__PROBLEM__
All of the lines below are to be transcribed faithfully, with pictures excluded from the copy.

┄┄┄┄┄┄┄┄┄┄┄┄┄┄┄┄┄┄┄┄

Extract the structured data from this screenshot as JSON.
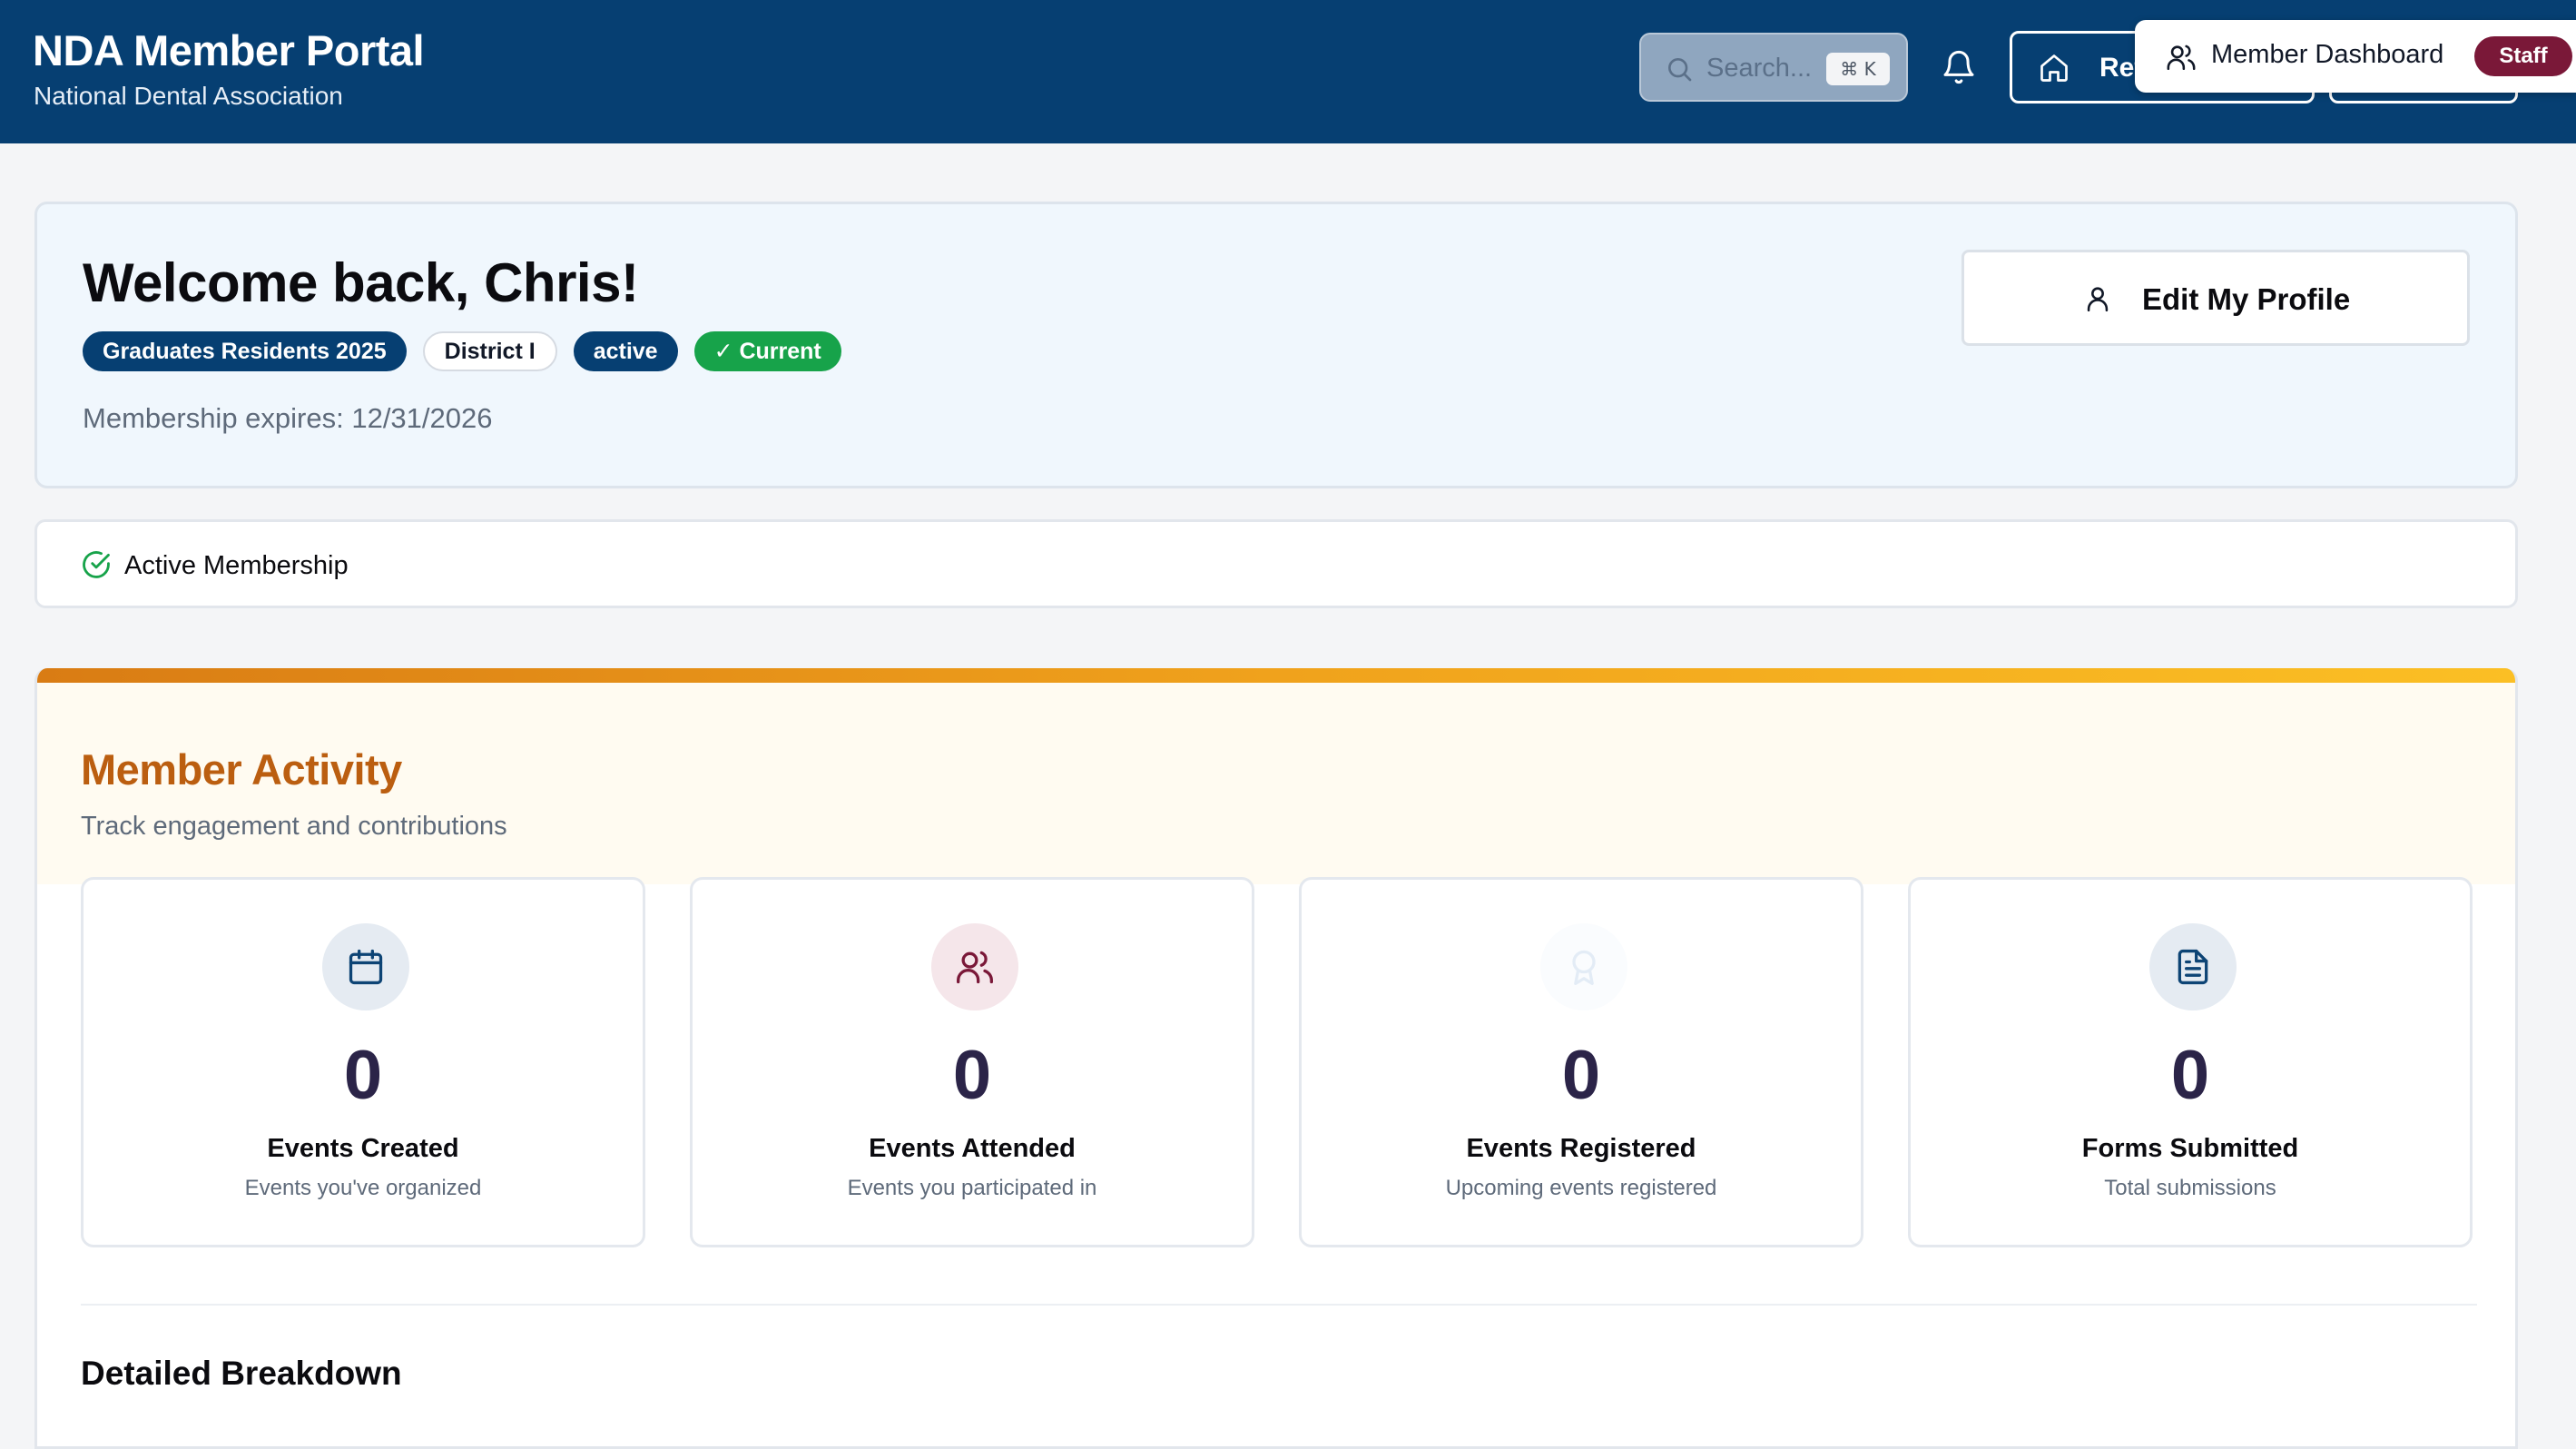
{
  "header": {
    "title": "NDA Member Portal",
    "subtitle": "National Dental Association",
    "search": {
      "placeholder": "Search...",
      "shortcut": "⌘ K"
    },
    "return_label": "Return to Portal",
    "dashboard_menu": {
      "label": "Member Dashboard",
      "badge": "Staff"
    },
    "colors": {
      "background": "#063f72",
      "staff_badge": "#7a1838"
    }
  },
  "welcome": {
    "title": "Welcome back, Chris!",
    "badges": [
      {
        "label": "Graduates Residents 2025",
        "style": "navy"
      },
      {
        "label": "District I",
        "style": "outline"
      },
      {
        "label": "active",
        "style": "navy"
      },
      {
        "label": "✓ Current",
        "style": "green"
      }
    ],
    "expires": "Membership expires: 12/31/2026",
    "edit_profile_label": "Edit My Profile"
  },
  "membership_status": {
    "label": "Active Membership",
    "icon": "check-circle-icon"
  },
  "activity": {
    "title": "Member Activity",
    "subtitle": "Track engagement and contributions",
    "accent": "#bb5e10",
    "stats": [
      {
        "icon": "calendar-icon",
        "value": "0",
        "label": "Events Created",
        "desc": "Events you've organized"
      },
      {
        "icon": "users-icon",
        "value": "0",
        "label": "Events Attended",
        "desc": "Events you participated in"
      },
      {
        "icon": "award-icon",
        "value": "0",
        "label": "Events Registered",
        "desc": "Upcoming events registered"
      },
      {
        "icon": "file-text-icon",
        "value": "0",
        "label": "Forms Submitted",
        "desc": "Total submissions"
      }
    ],
    "breakdown_title": "Detailed Breakdown"
  }
}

┄┄┄┄┄┄┄┄┄┄┄┄┄┄┄┄┄┄┄┄

__THE ANSWER__
Extract the structured data from this screenshot as JSON.
{
  "header": {
    "title": "NDA Member Portal",
    "subtitle": "National Dental Association",
    "search": {
      "placeholder": "Search...",
      "shortcut": "⌘ K"
    },
    "return_label": "Return to Portal",
    "dashboard_menu": {
      "label": "Member Dashboard",
      "badge": "Staff"
    },
    "colors": {
      "background": "#063f72",
      "staff_badge": "#7a1838"
    }
  },
  "welcome": {
    "title": "Welcome back, Chris!",
    "badges": [
      {
        "label": "Graduates Residents 2025",
        "style": "navy"
      },
      {
        "label": "District I",
        "style": "outline"
      },
      {
        "label": "active",
        "style": "navy"
      },
      {
        "label": "✓ Current",
        "style": "green"
      }
    ],
    "expires": "Membership expires: 12/31/2026",
    "edit_profile_label": "Edit My Profile"
  },
  "membership_status": {
    "label": "Active Membership",
    "icon": "check-circle-icon"
  },
  "activity": {
    "title": "Member Activity",
    "subtitle": "Track engagement and contributions",
    "accent": "#bb5e10",
    "stats": [
      {
        "icon": "calendar-icon",
        "value": "0",
        "label": "Events Created",
        "desc": "Events you've organized"
      },
      {
        "icon": "users-icon",
        "value": "0",
        "label": "Events Attended",
        "desc": "Events you participated in"
      },
      {
        "icon": "award-icon",
        "value": "0",
        "label": "Events Registered",
        "desc": "Upcoming events registered"
      },
      {
        "icon": "file-text-icon",
        "value": "0",
        "label": "Forms Submitted",
        "desc": "Total submissions"
      }
    ],
    "breakdown_title": "Detailed Breakdown"
  }
}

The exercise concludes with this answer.